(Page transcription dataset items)

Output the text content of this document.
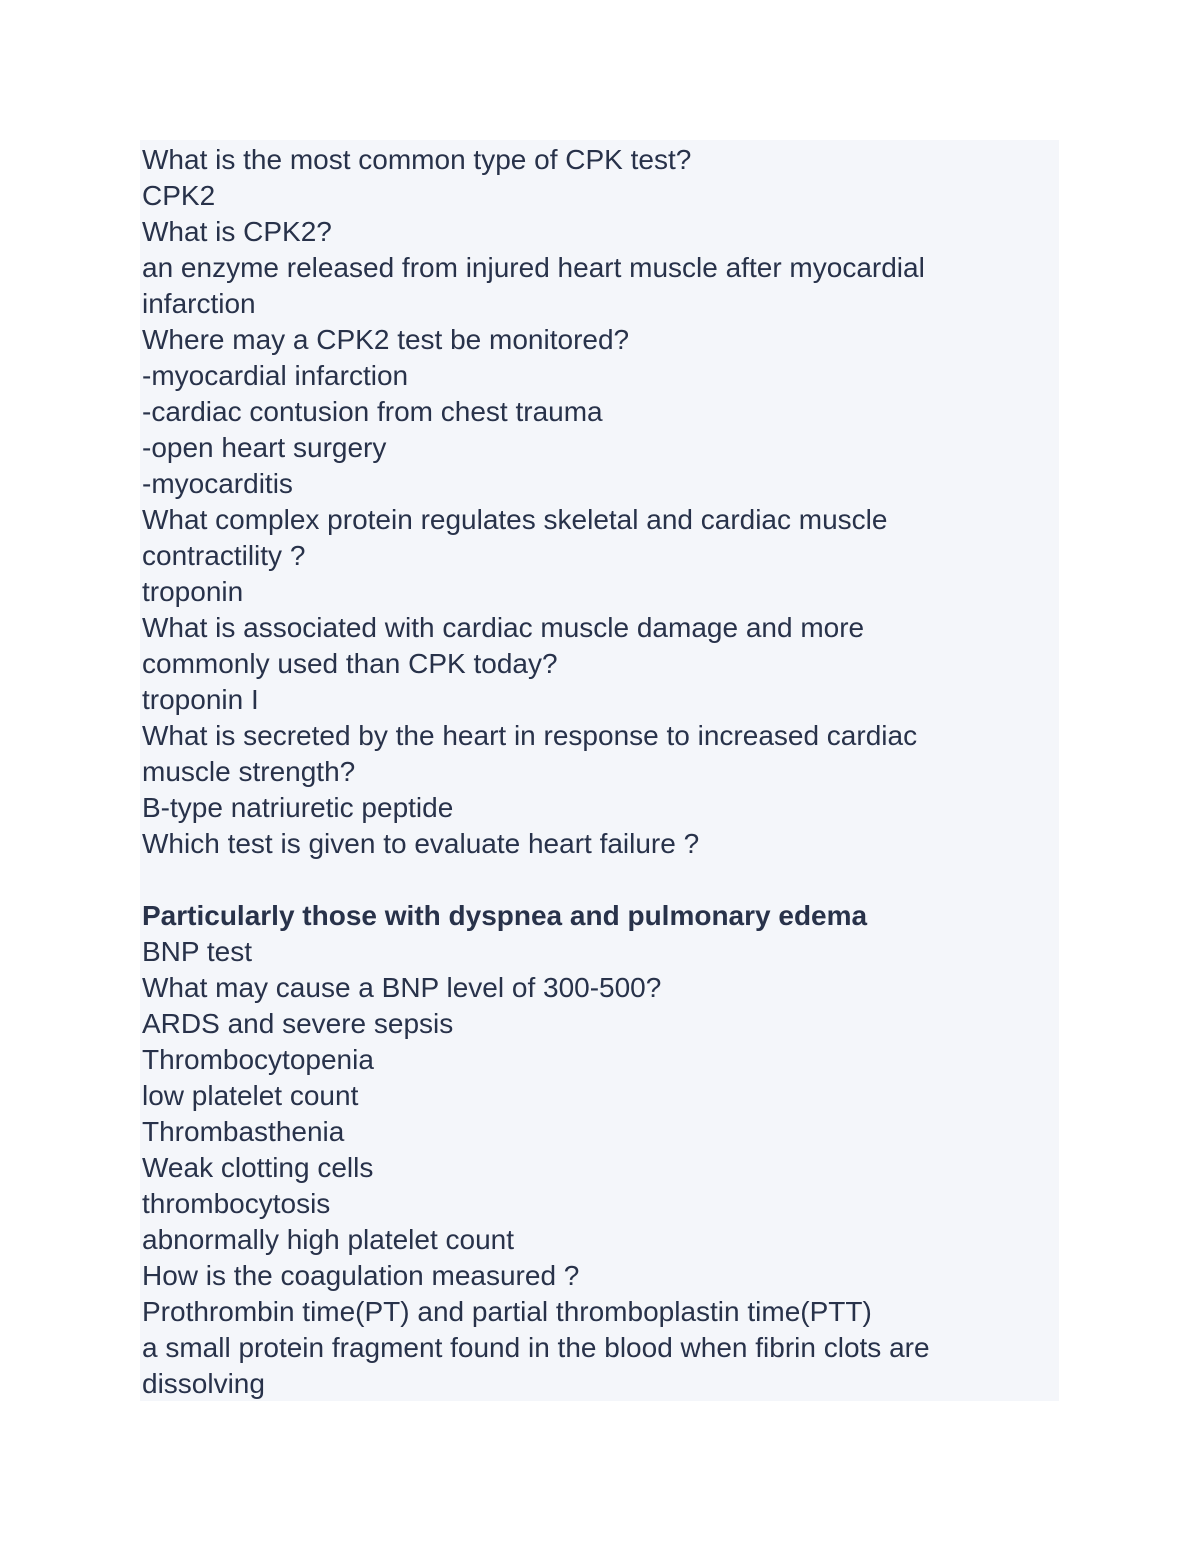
What is the most common type of CPK test?
CPK2
What is CPK2?
an enzyme released from injured heart muscle after myocardial
infarction
Where may a CPK2 test be monitored?
-myocardial infarction
-cardiac contusion from chest trauma
-open heart surgery
-myocarditis
What complex protein regulates skeletal and cardiac muscle
contractility ?
troponin
What is associated with cardiac muscle damage and more
commonly used than CPK today?
troponin I
What is secreted by the heart in response to increased cardiac
muscle strength?
B-type natriuretic peptide
Which test is given to evaluate heart failure ?
Particularly those with dyspnea and pulmonary edema
BNP test
What may cause a BNP level of 300-500?
ARDS and severe sepsis
Thrombocytopenia
low platelet count
Thrombasthenia
Weak clotting cells
thrombocytosis
abnormally high platelet count
How is the coagulation measured ?
Prothrombin time(PT) and partial thromboplastin time(PTT)
a small protein fragment found in the blood when fibrin clots are
dissolving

● Task statement: Print each entry above exactly. The pictures should not be printed.

● Solution to this exercise:
Output the text content of this document.
What is the most common type of CPK test?
CPK2
What is CPK2?
an enzyme released from injured heart muscle after myocardial
infarction
Where may a CPK2 test be monitored?
-myocardial infarction
-cardiac contusion from chest trauma
-open heart surgery
-myocarditis
What complex protein regulates skeletal and cardiac muscle
contractility ?
troponin
What is associated with cardiac muscle damage and more
commonly used than CPK today?
troponin I
What is secreted by the heart in response to increased cardiac
muscle strength?
B-type natriuretic peptide
Which test is given to evaluate heart failure ?
Particularly those with dyspnea and pulmonary edema
BNP test
What may cause a BNP level of 300-500?
ARDS and severe sepsis
Thrombocytopenia
low platelet count
Thrombasthenia
Weak clotting cells
thrombocytosis
abnormally high platelet count
How is the coagulation measured ?
Prothrombin time(PT) and partial thromboplastin time(PTT)
a small protein fragment found in the blood when fibrin clots are
dissolving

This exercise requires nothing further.